__DATA SUPPLIED__:
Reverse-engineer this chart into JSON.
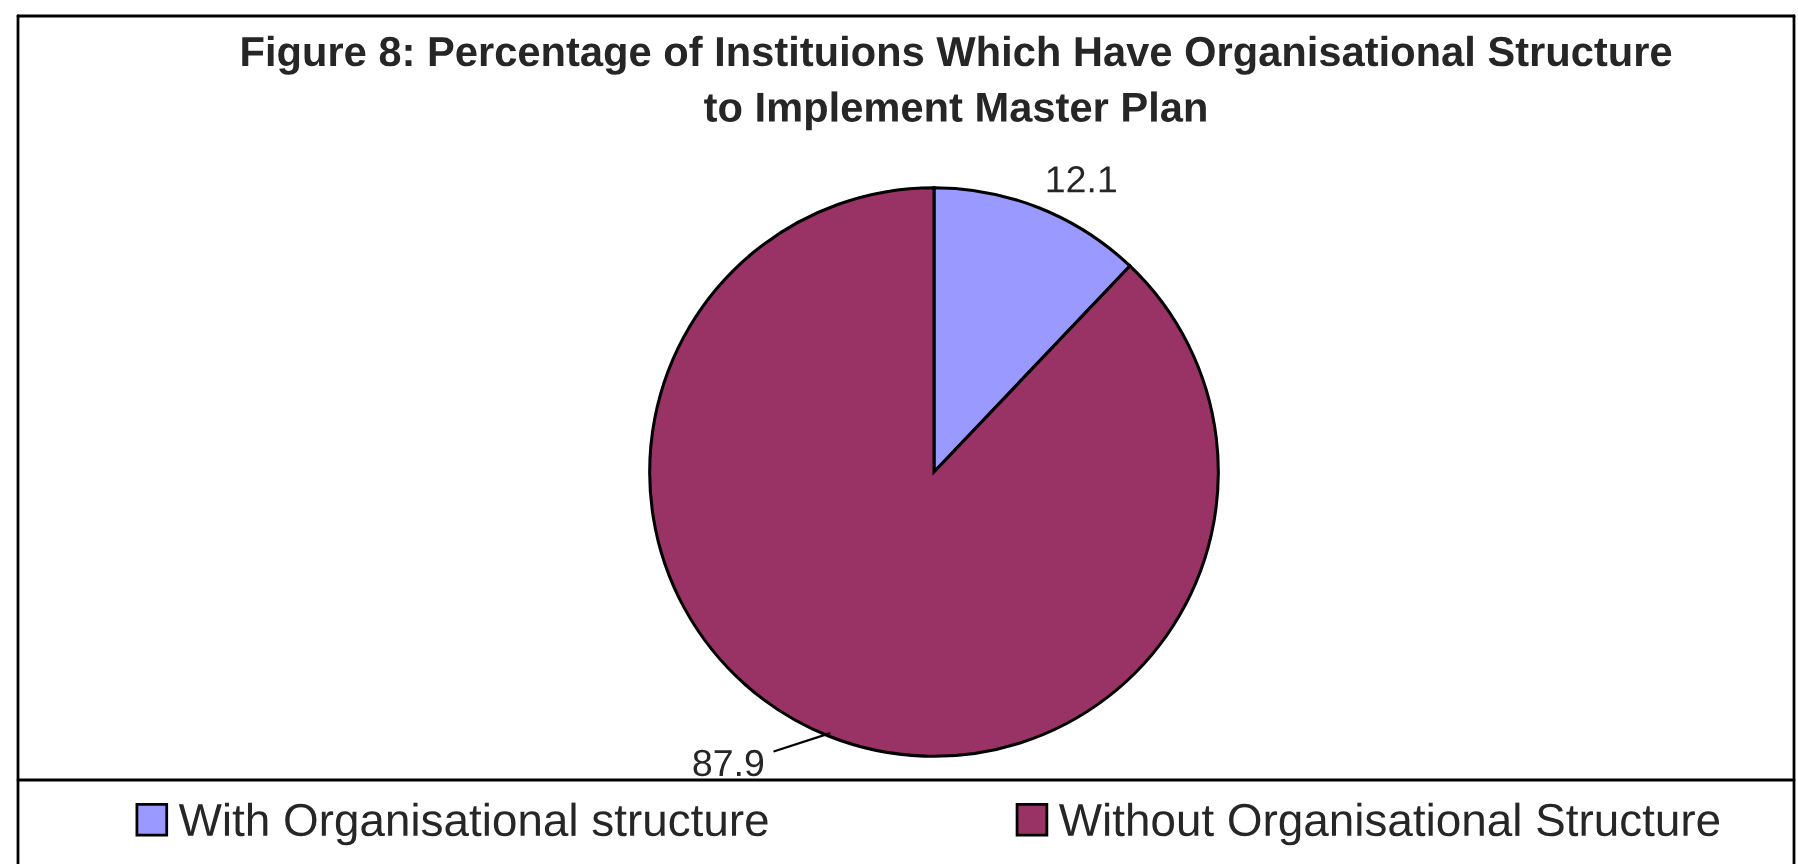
{
  "chart_data": {
    "type": "pie",
    "title": "Figure 8: Percentage of Instituions Which Have Organisational Structure\nto Implement Master Plan",
    "categories": [
      "With Organisational structure",
      "Without Organisational Structure"
    ],
    "values": [
      12.1,
      87.9
    ],
    "colors": [
      "#9999ff",
      "#993366"
    ],
    "data_labels": true,
    "legend": "bottom"
  }
}
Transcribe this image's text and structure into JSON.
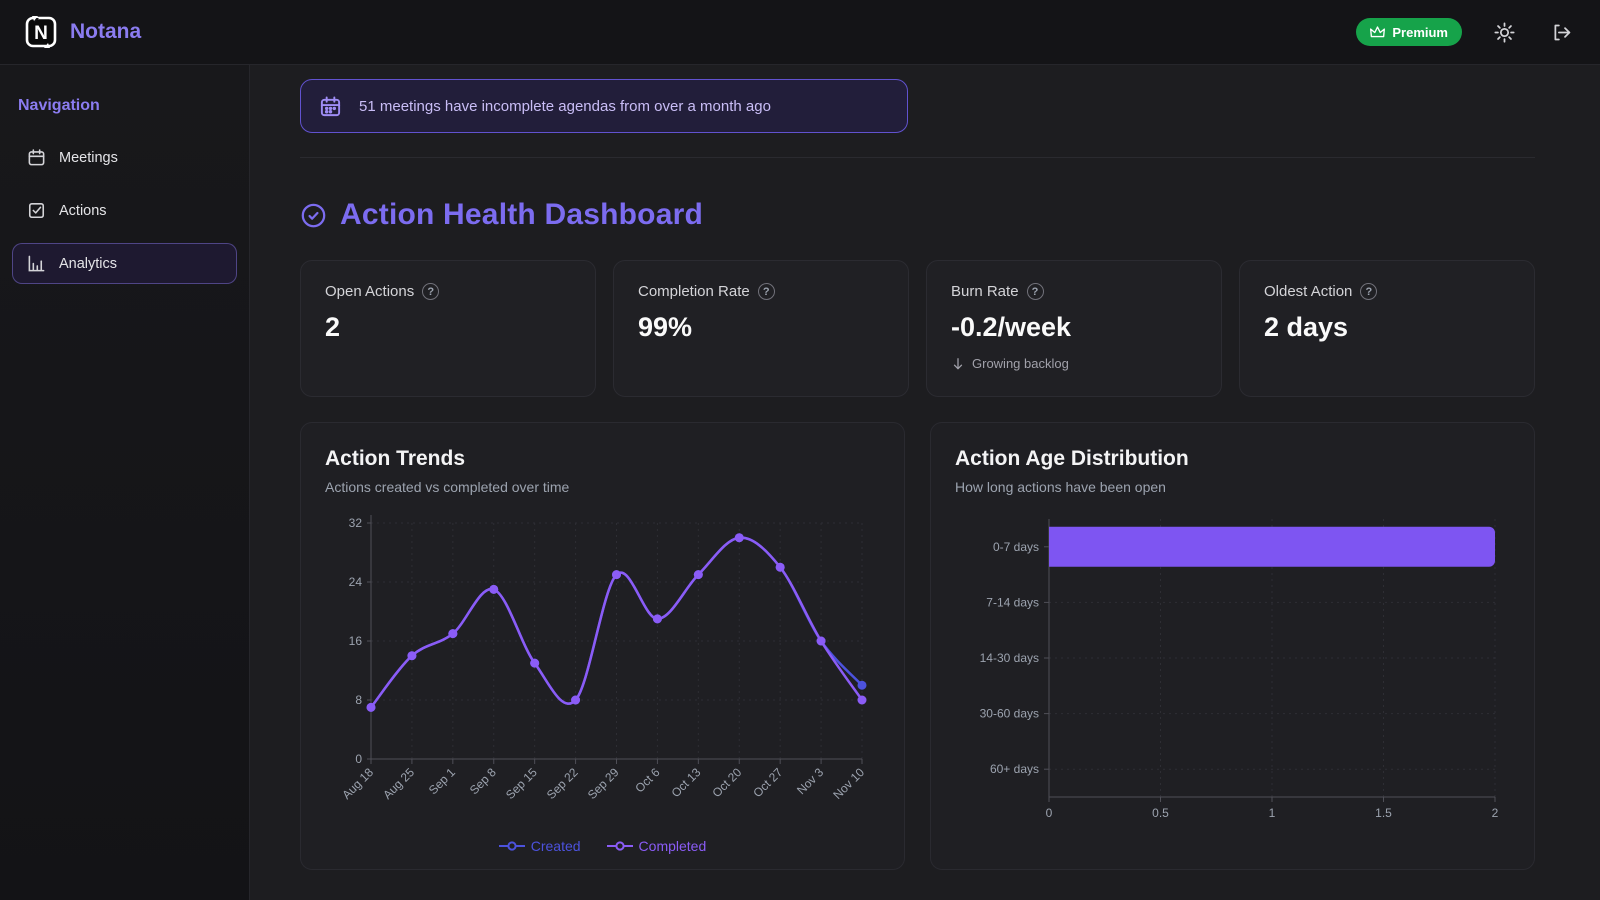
{
  "app": {
    "name": "Notana"
  },
  "topbar": {
    "premium_label": "Premium",
    "icons": [
      "crown-icon",
      "sun-icon",
      "logout-icon"
    ]
  },
  "sidebar": {
    "title": "Navigation",
    "items": [
      {
        "label": "Meetings",
        "icon": "calendar-icon",
        "active": false
      },
      {
        "label": "Actions",
        "icon": "checkbox-icon",
        "active": false
      },
      {
        "label": "Analytics",
        "icon": "bar-chart-icon",
        "active": true
      }
    ]
  },
  "banner": {
    "icon": "calendar-icon",
    "text": "51 meetings have incomplete agendas from over a month ago"
  },
  "section": {
    "icon": "check-circle-icon",
    "title": "Action Health Dashboard"
  },
  "stats": [
    {
      "label": "Open Actions",
      "value": "2"
    },
    {
      "label": "Completion Rate",
      "value": "99%"
    },
    {
      "label": "Burn Rate",
      "value": "-0.2/week",
      "note": "Growing backlog",
      "note_icon": "arrow-down-icon"
    },
    {
      "label": "Oldest Action",
      "value": "2 days"
    }
  ],
  "chart_data": [
    {
      "type": "line",
      "title": "Action Trends",
      "subtitle": "Actions created vs completed over time",
      "x": [
        "Aug 18",
        "Aug 25",
        "Sep 1",
        "Sep 8",
        "Sep 15",
        "Sep 22",
        "Sep 29",
        "Oct 6",
        "Oct 13",
        "Oct 20",
        "Oct 27",
        "Nov 3",
        "Nov 10"
      ],
      "series": [
        {
          "name": "Created",
          "color": "#4c52dd",
          "values": [
            7,
            14,
            17,
            23,
            13,
            8,
            25,
            19,
            25,
            30,
            26,
            16,
            10
          ]
        },
        {
          "name": "Completed",
          "color": "#8b5cf6",
          "values": [
            7,
            14,
            17,
            23,
            13,
            8,
            25,
            19,
            25,
            30,
            26,
            16,
            8
          ]
        }
      ],
      "ylim": [
        0,
        32
      ],
      "yticks": [
        0,
        8,
        16,
        24,
        32
      ],
      "grid": true,
      "legend_position": "bottom"
    },
    {
      "type": "bar",
      "orientation": "horizontal",
      "title": "Action Age Distribution",
      "subtitle": "How long actions have been open",
      "categories": [
        "0-7 days",
        "7-14 days",
        "14-30 days",
        "30-60 days",
        "60+ days"
      ],
      "values": [
        2,
        0,
        0,
        0,
        0
      ],
      "xlim": [
        0,
        2
      ],
      "xticks": [
        0,
        0.5,
        1,
        1.5,
        2
      ],
      "bar_color": "#7e55f2",
      "grid": true
    }
  ],
  "colors": {
    "accent": "#8b7cf0",
    "premium_green": "#16a34a",
    "banner_border": "#6152cf",
    "created_line": "#4c52dd",
    "completed_line": "#8b5cf6",
    "bar_fill": "#7e55f2"
  }
}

__DIRECTIVE__:
Print every record above exactly as written, leaving out the pictures.

__SOLUTION BELOW__:
Reverse-engineer this chart into JSON.
{
  "chart_data": {
    "type": "pie",
    "title": "Figure 8: Percentage of Instituions Which Have Organisational Structure\nto Implement Master Plan",
    "categories": [
      "With Organisational structure",
      "Without Organisational Structure"
    ],
    "values": [
      12.1,
      87.9
    ],
    "colors": [
      "#9999ff",
      "#993366"
    ],
    "data_labels": true,
    "legend": "bottom"
  }
}
Transcribe this image's text and structure into JSON.
{
  "app": {
    "name": "Notana"
  },
  "topbar": {
    "premium_label": "Premium",
    "icons": [
      "crown-icon",
      "sun-icon",
      "logout-icon"
    ]
  },
  "sidebar": {
    "title": "Navigation",
    "items": [
      {
        "label": "Meetings",
        "icon": "calendar-icon",
        "active": false
      },
      {
        "label": "Actions",
        "icon": "checkbox-icon",
        "active": false
      },
      {
        "label": "Analytics",
        "icon": "bar-chart-icon",
        "active": true
      }
    ]
  },
  "banner": {
    "icon": "calendar-icon",
    "text": "51 meetings have incomplete agendas from over a month ago"
  },
  "section": {
    "icon": "check-circle-icon",
    "title": "Action Health Dashboard"
  },
  "stats": [
    {
      "label": "Open Actions",
      "value": "2"
    },
    {
      "label": "Completion Rate",
      "value": "99%"
    },
    {
      "label": "Burn Rate",
      "value": "-0.2/week",
      "note": "Growing backlog",
      "note_icon": "arrow-down-icon"
    },
    {
      "label": "Oldest Action",
      "value": "2 days"
    }
  ],
  "chart_data": [
    {
      "type": "line",
      "title": "Action Trends",
      "subtitle": "Actions created vs completed over time",
      "x": [
        "Aug 18",
        "Aug 25",
        "Sep 1",
        "Sep 8",
        "Sep 15",
        "Sep 22",
        "Sep 29",
        "Oct 6",
        "Oct 13",
        "Oct 20",
        "Oct 27",
        "Nov 3",
        "Nov 10"
      ],
      "series": [
        {
          "name": "Created",
          "color": "#4c52dd",
          "values": [
            7,
            14,
            17,
            23,
            13,
            8,
            25,
            19,
            25,
            30,
            26,
            16,
            10
          ]
        },
        {
          "name": "Completed",
          "color": "#8b5cf6",
          "values": [
            7,
            14,
            17,
            23,
            13,
            8,
            25,
            19,
            25,
            30,
            26,
            16,
            8
          ]
        }
      ],
      "ylim": [
        0,
        32
      ],
      "yticks": [
        0,
        8,
        16,
        24,
        32
      ],
      "grid": true,
      "legend_position": "bottom"
    },
    {
      "type": "bar",
      "orientation": "horizontal",
      "title": "Action Age Distribution",
      "subtitle": "How long actions have been open",
      "categories": [
        "0-7 days",
        "7-14 days",
        "14-30 days",
        "30-60 days",
        "60+ days"
      ],
      "values": [
        2,
        0,
        0,
        0,
        0
      ],
      "xlim": [
        0,
        2
      ],
      "xticks": [
        0,
        0.5,
        1,
        1.5,
        2
      ],
      "bar_color": "#7e55f2",
      "grid": true
    }
  ],
  "colors": {
    "accent": "#8b7cf0",
    "premium_green": "#16a34a",
    "banner_border": "#6152cf",
    "created_line": "#4c52dd",
    "completed_line": "#8b5cf6",
    "bar_fill": "#7e55f2"
  }
}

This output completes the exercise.